◆ What to produce:
In the entries that follow, how many lines contain the word "EURJPY"? Answer with the number only.

◆ Task inputs:
----

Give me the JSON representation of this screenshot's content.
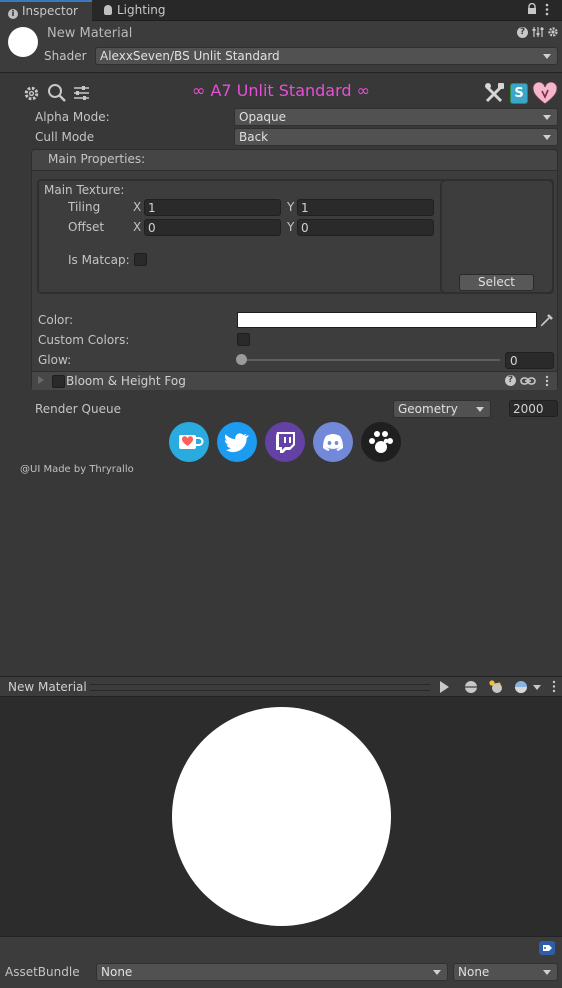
{
  "tabs": {
    "inspector": "Inspector",
    "lighting": "Lighting"
  },
  "material": {
    "name": "New Material",
    "shader_label": "Shader",
    "shader_value": "AlexxSeven/BS Unlit Standard"
  },
  "shader_title": "∞ A7 Unlit Standard ∞",
  "alpha_mode": {
    "label": "Alpha Mode:",
    "value": "Opaque"
  },
  "cull_mode": {
    "label": "Cull Mode",
    "value": "Back"
  },
  "main_properties": {
    "header": "Main Properties:",
    "texture_label": "Main Texture:",
    "tiling_label": "Tiling",
    "offset_label": "Offset",
    "axis_x": "X",
    "axis_y": "Y",
    "tiling_x": "1",
    "tiling_y": "1",
    "offset_x": "0",
    "offset_y": "0",
    "is_matcap_label": "Is Matcap:",
    "is_matcap": false,
    "select_label": "Select",
    "color_label": "Color:",
    "color_value": "#ffffff",
    "custom_colors_label": "Custom Colors:",
    "custom_colors": false,
    "glow_label": "Glow:",
    "glow_value": "0"
  },
  "bloom": {
    "label": "Bloom & Height Fog",
    "enabled": false
  },
  "render_queue": {
    "label": "Render Queue",
    "mode": "Geometry",
    "value": "2000"
  },
  "social_icons": [
    "kofi-icon",
    "twitter-icon",
    "twitch-icon",
    "discord-icon",
    "paw-icon"
  ],
  "credit": "@UI Made by Thryrallo",
  "preview": {
    "title": "New Material"
  },
  "asset_bundle": {
    "label": "AssetBundle",
    "name": "None",
    "variant": "None"
  },
  "colors": {
    "title_pink": "#e84fd9",
    "background": "#383838",
    "preview_bg": "#2c2c2c",
    "accent": "#3a79bb"
  }
}
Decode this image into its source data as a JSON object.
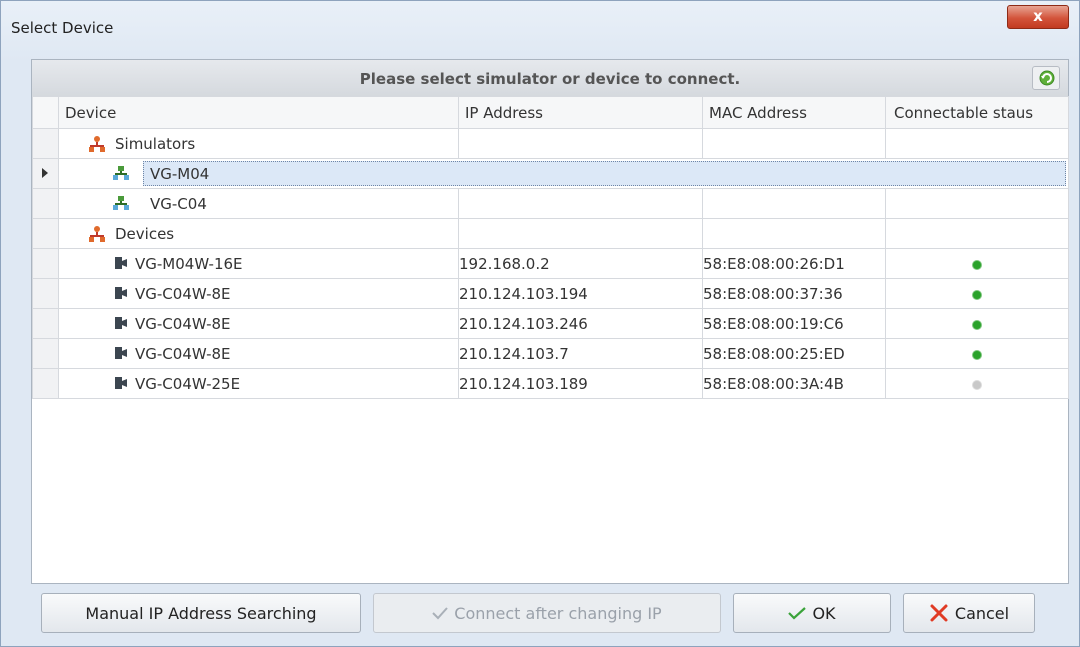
{
  "window": {
    "title": "Select Device",
    "close_label": "x"
  },
  "header": {
    "prompt": "Please select simulator or device to connect."
  },
  "columns": {
    "device": "Device",
    "ip": "IP Address",
    "mac": "MAC Address",
    "status": "Connectable staus"
  },
  "groups": {
    "simulators": {
      "label": "Simulators",
      "items": [
        "VG-M04",
        "VG-C04"
      ],
      "selected": "VG-M04"
    },
    "devices": {
      "label": "Devices"
    }
  },
  "devices": [
    {
      "name": "VG-M04W-16E",
      "ip": "192.168.0.2",
      "mac": "58:E8:08:00:26:D1",
      "status": "connectable"
    },
    {
      "name": "VG-C04W-8E",
      "ip": "210.124.103.194",
      "mac": "58:E8:08:00:37:36",
      "status": "connectable"
    },
    {
      "name": "VG-C04W-8E",
      "ip": "210.124.103.246",
      "mac": "58:E8:08:00:19:C6",
      "status": "connectable"
    },
    {
      "name": "VG-C04W-8E",
      "ip": "210.124.103.7",
      "mac": "58:E8:08:00:25:ED",
      "status": "connectable"
    },
    {
      "name": "VG-C04W-25E",
      "ip": "210.124.103.189",
      "mac": "58:E8:08:00:3A:4B",
      "status": "not-connectable"
    }
  ],
  "buttons": {
    "manual_search": "Manual IP Address Searching",
    "connect_change_ip": "Connect after changing IP",
    "ok": "OK",
    "cancel": "Cancel"
  },
  "colors": {
    "status_green": "#2aa22a",
    "status_gray": "#c8c8c8",
    "selection": "#dce8f7"
  },
  "icons": {
    "group": "network-group-icon",
    "simulator": "simulator-node-icon",
    "device": "camera-device-icon",
    "refresh": "refresh-icon"
  }
}
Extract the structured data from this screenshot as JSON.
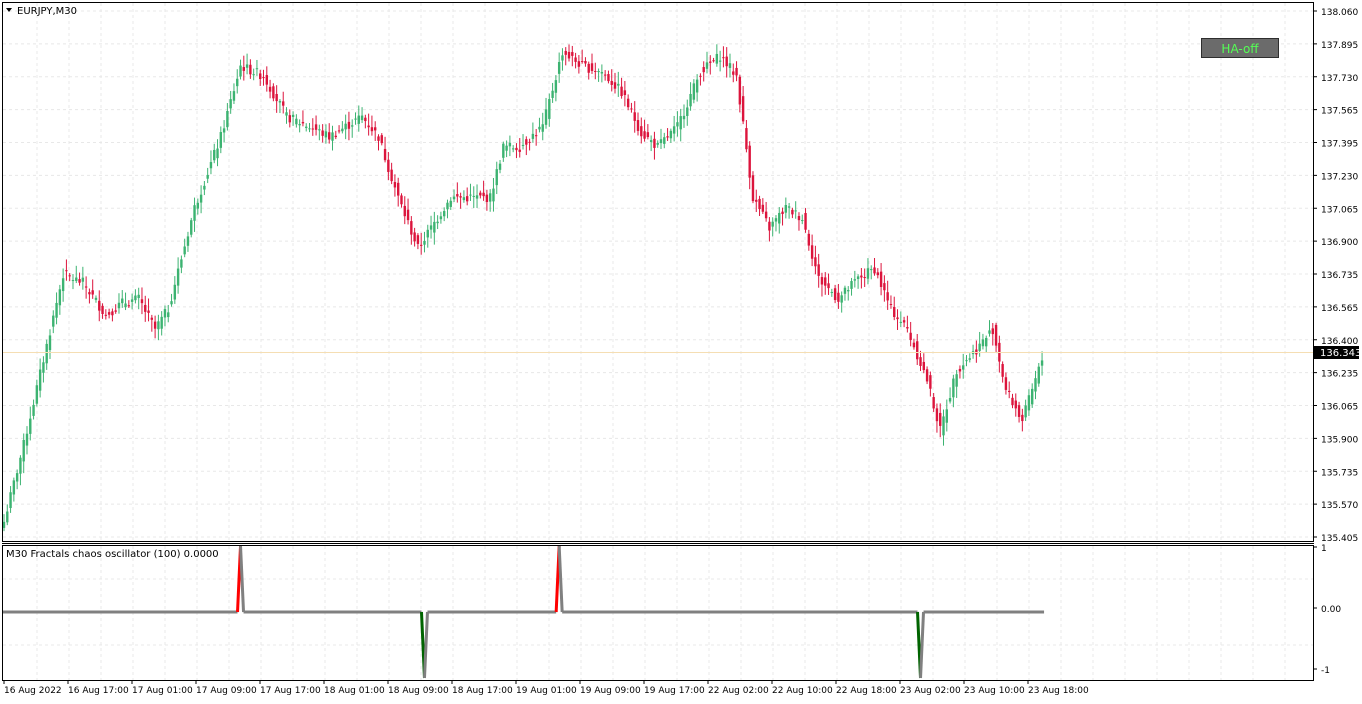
{
  "main_chart": {
    "symbol_label": "EURJPY,M30",
    "menu_icon": "triangle-down-icon",
    "current_price": "136.343",
    "price_ticks": [
      "138.060",
      "137.895",
      "137.730",
      "137.565",
      "137.395",
      "137.230",
      "137.065",
      "136.900",
      "136.735",
      "136.565",
      "136.400",
      "136.235",
      "136.065",
      "135.900",
      "135.735",
      "135.570",
      "135.405"
    ],
    "colors": {
      "bull": "#3cb371",
      "bear": "#dc143c",
      "grid": "#e8e8e8",
      "price_line": "#f5deb3",
      "price_tag_bg": "#000000"
    }
  },
  "ha_button": {
    "label": "HA-off"
  },
  "indicator": {
    "label": "M30 Fractals chaos oscillator (100) 0.0000",
    "ticks": [
      "1",
      "0.00",
      "-1"
    ],
    "colors": {
      "line": "#808080",
      "up": "#ff0000",
      "down": "#006400"
    }
  },
  "time_axis": {
    "labels": [
      "16 Aug 2022",
      "16 Aug 17:00",
      "17 Aug 01:00",
      "17 Aug 09:00",
      "17 Aug 17:00",
      "18 Aug 01:00",
      "18 Aug 09:00",
      "18 Aug 17:00",
      "19 Aug 01:00",
      "19 Aug 09:00",
      "19 Aug 17:00",
      "22 Aug 02:00",
      "22 Aug 10:00",
      "22 Aug 18:00",
      "23 Aug 02:00",
      "23 Aug 10:00",
      "23 Aug 18:00"
    ]
  },
  "chart_data": [
    {
      "type": "candlestick",
      "title": "EURJPY,M30",
      "ylim": [
        135.405,
        138.06
      ],
      "close_anchors": [
        {
          "i": 0,
          "c": 135.5
        },
        {
          "i": 6,
          "c": 135.88
        },
        {
          "i": 12,
          "c": 136.3
        },
        {
          "i": 18,
          "c": 136.72
        },
        {
          "i": 24,
          "c": 136.68
        },
        {
          "i": 31,
          "c": 136.52
        },
        {
          "i": 36,
          "c": 136.58
        },
        {
          "i": 41,
          "c": 136.6
        },
        {
          "i": 46,
          "c": 136.45
        },
        {
          "i": 50,
          "c": 136.55
        },
        {
          "i": 58,
          "c": 137.05
        },
        {
          "i": 66,
          "c": 137.4
        },
        {
          "i": 72,
          "c": 137.75
        },
        {
          "i": 79,
          "c": 137.7
        },
        {
          "i": 86,
          "c": 137.5
        },
        {
          "i": 93,
          "c": 137.45
        },
        {
          "i": 99,
          "c": 137.4
        },
        {
          "i": 104,
          "c": 137.45
        },
        {
          "i": 109,
          "c": 137.5
        },
        {
          "i": 114,
          "c": 137.4
        },
        {
          "i": 120,
          "c": 137.1
        },
        {
          "i": 126,
          "c": 136.85
        },
        {
          "i": 130,
          "c": 136.95
        },
        {
          "i": 136,
          "c": 137.1
        },
        {
          "i": 142,
          "c": 137.1
        },
        {
          "i": 148,
          "c": 137.1
        },
        {
          "i": 152,
          "c": 137.35
        },
        {
          "i": 157,
          "c": 137.35
        },
        {
          "i": 164,
          "c": 137.45
        },
        {
          "i": 170,
          "c": 137.82
        },
        {
          "i": 176,
          "c": 137.75
        },
        {
          "i": 182,
          "c": 137.72
        },
        {
          "i": 188,
          "c": 137.62
        },
        {
          "i": 194,
          "c": 137.42
        },
        {
          "i": 199,
          "c": 137.35
        },
        {
          "i": 205,
          "c": 137.45
        },
        {
          "i": 212,
          "c": 137.72
        },
        {
          "i": 218,
          "c": 137.8
        },
        {
          "i": 223,
          "c": 137.7
        },
        {
          "i": 228,
          "c": 137.1
        },
        {
          "i": 233,
          "c": 136.95
        },
        {
          "i": 238,
          "c": 137.05
        },
        {
          "i": 243,
          "c": 137.0
        },
        {
          "i": 248,
          "c": 136.7
        },
        {
          "i": 254,
          "c": 136.6
        },
        {
          "i": 260,
          "c": 136.7
        },
        {
          "i": 265,
          "c": 136.75
        },
        {
          "i": 270,
          "c": 136.55
        },
        {
          "i": 275,
          "c": 136.45
        },
        {
          "i": 281,
          "c": 136.2
        },
        {
          "i": 285,
          "c": 135.95
        },
        {
          "i": 290,
          "c": 136.25
        },
        {
          "i": 296,
          "c": 136.35
        },
        {
          "i": 301,
          "c": 136.45
        },
        {
          "i": 305,
          "c": 136.15
        },
        {
          "i": 310,
          "c": 136.0
        },
        {
          "i": 316,
          "c": 136.3
        }
      ]
    },
    {
      "type": "line",
      "title": "M30 Fractals chaos oscillator (100) 0.0000",
      "ylim": [
        -1,
        1
      ],
      "baseline": 0,
      "spikes": [
        {
          "i": 72,
          "value": 1
        },
        {
          "i": 128,
          "value": -1
        },
        {
          "i": 169,
          "value": 1
        },
        {
          "i": 279,
          "value": -1
        }
      ]
    }
  ]
}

----

◆ Written solution:
2